▶ **Requirements**
A – Using the text on New York's Funniest Reporter Show, answer the following, one per line:
(i) Which organization does the show raise money for?
(ii) Who produces the show?
(iii) Which outlet is listed beside Cooper Lawrence's name?
B – Condense the paragraph beginning "New York's Funniest Reporter Show is an annual" from the text on New York's Funniest Reporter Show into a bulleted list that keeps its main facts.

== Excerpted text

New York's Funniest Reporter Show is an annual New York City based event. Featuring members of national media, each performing 5 minute sets of stand up comedy, in order to raise money for the Humane Society of New York. The end of each show is followed by the announcement of the events winners. Preparation for this event includes each reporter being assigned 1-2 professional 'comedy mentors', who help them write/learn the basic elements of the art. New York's Funniest Reporter Show is produced by Mark Goldman & Ryan McCormick.

New York's Funniest Reporter Show Participants
Media Professionals that have appeared in New York's Funniest Reporter Show have included Jane Velez-Mitchell (HLN), Courtney Friel (Fox News), Greg Mocker (WPIX), Taryn Winter Brill (Good Morning America), Lori Harfenist (The Resident), Rob Hoell (WPIX), Noelle Hancock, Cooper Lawrence (The Cooper Lawrence Show), Ellis Henican (Fox News), Robert George (New York Post), Nikki Egan (NBC), Wendy Gillette (CBS), Cat Greenleaf (NBC), Paul Messina (NY1), Roger Clark (NY1), Julia Alison (Star Magazine), Mandy Stadtmiller (New York Post), Meredith Daniels (Newsday), Marianne Schaberg (CNN), Marlaina Schiavo (CNN), Sean McCarthy (New York Daily News), Alison Rosen (Page Six), Debbie Nigro (FirstWivesWorld.com), Heather Kovar (News 12 Long Island), Peter Kramer (The Journal News), and Tiffany McElroy (WPIX).

====
== Excerpted records

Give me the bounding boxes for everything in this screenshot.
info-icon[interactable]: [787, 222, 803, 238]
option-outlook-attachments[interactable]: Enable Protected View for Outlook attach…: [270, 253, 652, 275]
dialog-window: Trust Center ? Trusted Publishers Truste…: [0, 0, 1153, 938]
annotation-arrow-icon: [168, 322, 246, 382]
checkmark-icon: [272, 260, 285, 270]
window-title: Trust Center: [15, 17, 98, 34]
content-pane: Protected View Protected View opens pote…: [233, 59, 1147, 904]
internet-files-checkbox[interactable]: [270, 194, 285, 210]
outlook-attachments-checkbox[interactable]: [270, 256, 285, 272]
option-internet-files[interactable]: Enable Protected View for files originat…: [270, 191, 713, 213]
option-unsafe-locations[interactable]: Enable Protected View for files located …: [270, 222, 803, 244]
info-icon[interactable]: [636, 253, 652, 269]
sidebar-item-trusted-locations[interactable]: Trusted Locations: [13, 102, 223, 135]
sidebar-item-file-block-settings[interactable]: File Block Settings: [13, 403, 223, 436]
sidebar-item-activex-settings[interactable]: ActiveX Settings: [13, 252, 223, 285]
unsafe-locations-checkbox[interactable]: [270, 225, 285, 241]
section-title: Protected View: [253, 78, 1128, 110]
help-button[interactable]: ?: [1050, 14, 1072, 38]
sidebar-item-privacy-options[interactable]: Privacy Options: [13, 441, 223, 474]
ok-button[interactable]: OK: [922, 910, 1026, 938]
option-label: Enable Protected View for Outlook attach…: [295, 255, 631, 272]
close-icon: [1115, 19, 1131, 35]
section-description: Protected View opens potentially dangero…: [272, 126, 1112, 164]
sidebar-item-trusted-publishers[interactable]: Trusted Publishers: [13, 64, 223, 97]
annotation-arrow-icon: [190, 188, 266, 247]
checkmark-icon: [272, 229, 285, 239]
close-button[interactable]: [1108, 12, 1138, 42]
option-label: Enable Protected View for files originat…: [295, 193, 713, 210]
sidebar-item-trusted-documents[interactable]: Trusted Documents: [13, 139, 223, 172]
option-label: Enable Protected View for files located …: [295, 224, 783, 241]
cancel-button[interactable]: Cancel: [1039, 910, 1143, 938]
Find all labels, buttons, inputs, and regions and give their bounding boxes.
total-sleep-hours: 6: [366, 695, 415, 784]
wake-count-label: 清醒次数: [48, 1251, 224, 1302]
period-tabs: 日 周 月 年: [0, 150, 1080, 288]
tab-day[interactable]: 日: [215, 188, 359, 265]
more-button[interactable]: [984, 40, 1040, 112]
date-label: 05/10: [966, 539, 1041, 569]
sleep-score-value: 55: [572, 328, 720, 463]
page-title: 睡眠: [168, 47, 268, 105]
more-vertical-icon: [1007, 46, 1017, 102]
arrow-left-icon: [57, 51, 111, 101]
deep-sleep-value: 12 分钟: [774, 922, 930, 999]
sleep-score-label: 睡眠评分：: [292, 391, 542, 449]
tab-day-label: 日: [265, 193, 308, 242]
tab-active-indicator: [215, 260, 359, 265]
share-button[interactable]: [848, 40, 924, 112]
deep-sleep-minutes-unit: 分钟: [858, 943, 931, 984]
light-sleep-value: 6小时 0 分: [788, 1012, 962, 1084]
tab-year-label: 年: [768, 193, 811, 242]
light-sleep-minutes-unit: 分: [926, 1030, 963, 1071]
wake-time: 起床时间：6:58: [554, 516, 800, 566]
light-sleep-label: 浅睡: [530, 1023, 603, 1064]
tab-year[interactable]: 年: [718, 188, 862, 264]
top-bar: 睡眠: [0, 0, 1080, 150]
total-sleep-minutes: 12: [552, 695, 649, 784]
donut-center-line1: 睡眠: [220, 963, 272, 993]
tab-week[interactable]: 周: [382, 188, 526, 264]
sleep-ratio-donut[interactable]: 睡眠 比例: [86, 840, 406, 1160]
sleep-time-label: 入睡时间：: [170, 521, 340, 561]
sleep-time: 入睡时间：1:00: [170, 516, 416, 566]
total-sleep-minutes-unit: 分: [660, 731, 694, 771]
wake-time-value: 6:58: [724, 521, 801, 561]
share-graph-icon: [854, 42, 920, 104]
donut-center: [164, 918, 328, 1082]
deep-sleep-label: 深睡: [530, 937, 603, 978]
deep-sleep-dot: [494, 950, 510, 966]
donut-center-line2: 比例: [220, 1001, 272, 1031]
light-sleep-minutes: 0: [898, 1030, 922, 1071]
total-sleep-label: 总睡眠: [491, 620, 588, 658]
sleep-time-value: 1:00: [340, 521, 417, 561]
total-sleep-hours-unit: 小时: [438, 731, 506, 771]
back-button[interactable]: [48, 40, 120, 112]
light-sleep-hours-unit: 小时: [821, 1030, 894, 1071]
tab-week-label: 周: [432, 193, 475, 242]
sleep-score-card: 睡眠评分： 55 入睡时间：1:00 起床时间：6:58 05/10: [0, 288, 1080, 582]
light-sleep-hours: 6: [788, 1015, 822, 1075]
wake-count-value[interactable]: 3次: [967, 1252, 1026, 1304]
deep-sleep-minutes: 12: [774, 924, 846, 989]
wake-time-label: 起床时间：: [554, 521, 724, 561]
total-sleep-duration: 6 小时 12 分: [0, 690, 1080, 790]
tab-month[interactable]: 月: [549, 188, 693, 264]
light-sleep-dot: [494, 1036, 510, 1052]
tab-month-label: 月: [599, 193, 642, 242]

====

▶ **Answers in order**
A –
(i) The Humane Society of New York
(ii) Mark Goldman & Ryan McCormick
(iii) The Cooper Lawrence Show

B –
- Annual event based in New York City
- Members of national media each perform 5-minute stand-up comedy sets
- Raises money for the Humane Society of New York
- Winners are announced at the end of each show
- Each reporter is assigned 1-2 professional comedy mentors to help write and learn the basics
- Produced by Mark Goldman & Ryan McCormick